Stated goal. Quote each line of the material verbatim, without the pictures.

Recorded data:
▼

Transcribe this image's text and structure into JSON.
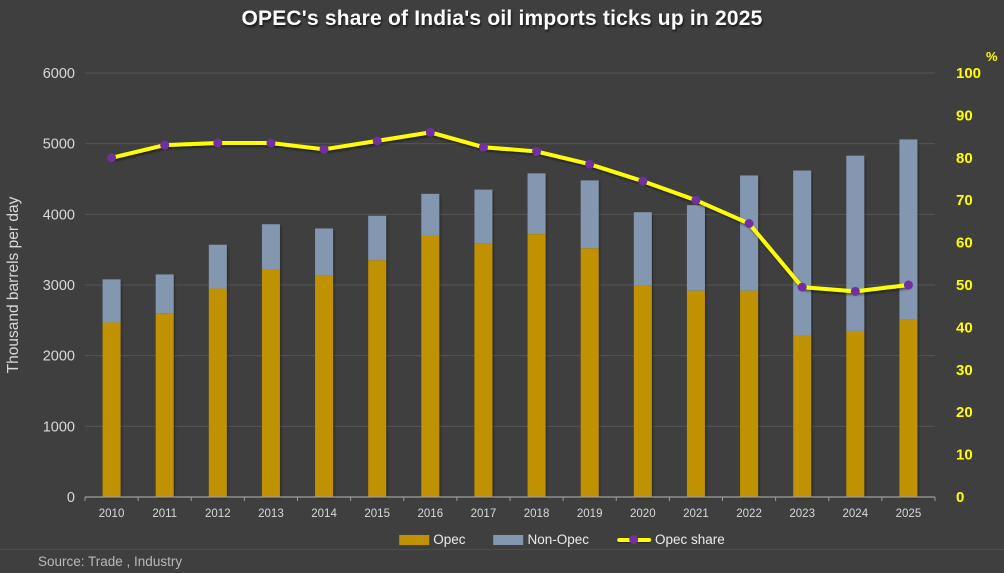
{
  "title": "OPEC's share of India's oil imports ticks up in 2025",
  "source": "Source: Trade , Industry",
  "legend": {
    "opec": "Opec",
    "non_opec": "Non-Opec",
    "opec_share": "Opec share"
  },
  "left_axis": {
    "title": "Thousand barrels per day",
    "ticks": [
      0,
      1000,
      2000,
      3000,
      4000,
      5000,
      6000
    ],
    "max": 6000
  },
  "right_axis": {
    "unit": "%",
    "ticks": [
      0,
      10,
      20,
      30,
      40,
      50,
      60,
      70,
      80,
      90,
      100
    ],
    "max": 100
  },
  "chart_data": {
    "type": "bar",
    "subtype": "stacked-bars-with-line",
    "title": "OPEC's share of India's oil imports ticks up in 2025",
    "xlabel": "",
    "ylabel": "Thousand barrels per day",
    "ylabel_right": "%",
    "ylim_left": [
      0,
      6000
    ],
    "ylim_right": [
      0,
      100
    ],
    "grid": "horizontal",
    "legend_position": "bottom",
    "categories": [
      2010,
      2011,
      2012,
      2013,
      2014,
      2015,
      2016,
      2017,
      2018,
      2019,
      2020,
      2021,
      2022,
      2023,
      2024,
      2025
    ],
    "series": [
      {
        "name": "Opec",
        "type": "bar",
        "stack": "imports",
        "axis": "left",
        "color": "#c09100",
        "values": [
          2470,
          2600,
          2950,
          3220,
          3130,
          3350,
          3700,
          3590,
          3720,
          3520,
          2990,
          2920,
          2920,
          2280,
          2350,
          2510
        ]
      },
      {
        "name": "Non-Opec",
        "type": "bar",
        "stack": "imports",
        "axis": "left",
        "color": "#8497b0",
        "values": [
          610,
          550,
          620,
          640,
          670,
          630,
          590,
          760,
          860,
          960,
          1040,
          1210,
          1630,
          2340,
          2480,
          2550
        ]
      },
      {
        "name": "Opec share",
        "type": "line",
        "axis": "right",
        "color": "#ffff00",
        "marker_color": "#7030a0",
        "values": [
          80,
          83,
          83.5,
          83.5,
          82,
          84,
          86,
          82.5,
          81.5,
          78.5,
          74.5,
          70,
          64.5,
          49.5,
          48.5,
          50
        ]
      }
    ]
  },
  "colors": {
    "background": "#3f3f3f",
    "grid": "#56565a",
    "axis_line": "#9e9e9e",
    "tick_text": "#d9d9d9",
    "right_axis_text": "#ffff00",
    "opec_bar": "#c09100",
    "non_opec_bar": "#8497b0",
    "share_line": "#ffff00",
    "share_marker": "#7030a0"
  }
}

▲

Problem solution.
Transcribe this image's text and structure into JSON.
{
  "title": "OPEC's share of India's oil imports ticks up in 2025",
  "source": "Source: Trade , Industry",
  "legend": {
    "opec": "Opec",
    "non_opec": "Non-Opec",
    "opec_share": "Opec share"
  },
  "left_axis": {
    "title": "Thousand barrels per day",
    "ticks": [
      0,
      1000,
      2000,
      3000,
      4000,
      5000,
      6000
    ],
    "max": 6000
  },
  "right_axis": {
    "unit": "%",
    "ticks": [
      0,
      10,
      20,
      30,
      40,
      50,
      60,
      70,
      80,
      90,
      100
    ],
    "max": 100
  },
  "chart_data": {
    "type": "bar",
    "subtype": "stacked-bars-with-line",
    "title": "OPEC's share of India's oil imports ticks up in 2025",
    "xlabel": "",
    "ylabel": "Thousand barrels per day",
    "ylabel_right": "%",
    "ylim_left": [
      0,
      6000
    ],
    "ylim_right": [
      0,
      100
    ],
    "grid": "horizontal",
    "legend_position": "bottom",
    "categories": [
      2010,
      2011,
      2012,
      2013,
      2014,
      2015,
      2016,
      2017,
      2018,
      2019,
      2020,
      2021,
      2022,
      2023,
      2024,
      2025
    ],
    "series": [
      {
        "name": "Opec",
        "type": "bar",
        "stack": "imports",
        "axis": "left",
        "color": "#c09100",
        "values": [
          2470,
          2600,
          2950,
          3220,
          3130,
          3350,
          3700,
          3590,
          3720,
          3520,
          2990,
          2920,
          2920,
          2280,
          2350,
          2510
        ]
      },
      {
        "name": "Non-Opec",
        "type": "bar",
        "stack": "imports",
        "axis": "left",
        "color": "#8497b0",
        "values": [
          610,
          550,
          620,
          640,
          670,
          630,
          590,
          760,
          860,
          960,
          1040,
          1210,
          1630,
          2340,
          2480,
          2550
        ]
      },
      {
        "name": "Opec share",
        "type": "line",
        "axis": "right",
        "color": "#ffff00",
        "marker_color": "#7030a0",
        "values": [
          80,
          83,
          83.5,
          83.5,
          82,
          84,
          86,
          82.5,
          81.5,
          78.5,
          74.5,
          70,
          64.5,
          49.5,
          48.5,
          50
        ]
      }
    ]
  },
  "colors": {
    "background": "#3f3f3f",
    "grid": "#56565a",
    "axis_line": "#9e9e9e",
    "tick_text": "#d9d9d9",
    "right_axis_text": "#ffff00",
    "opec_bar": "#c09100",
    "non_opec_bar": "#8497b0",
    "share_line": "#ffff00",
    "share_marker": "#7030a0"
  }
}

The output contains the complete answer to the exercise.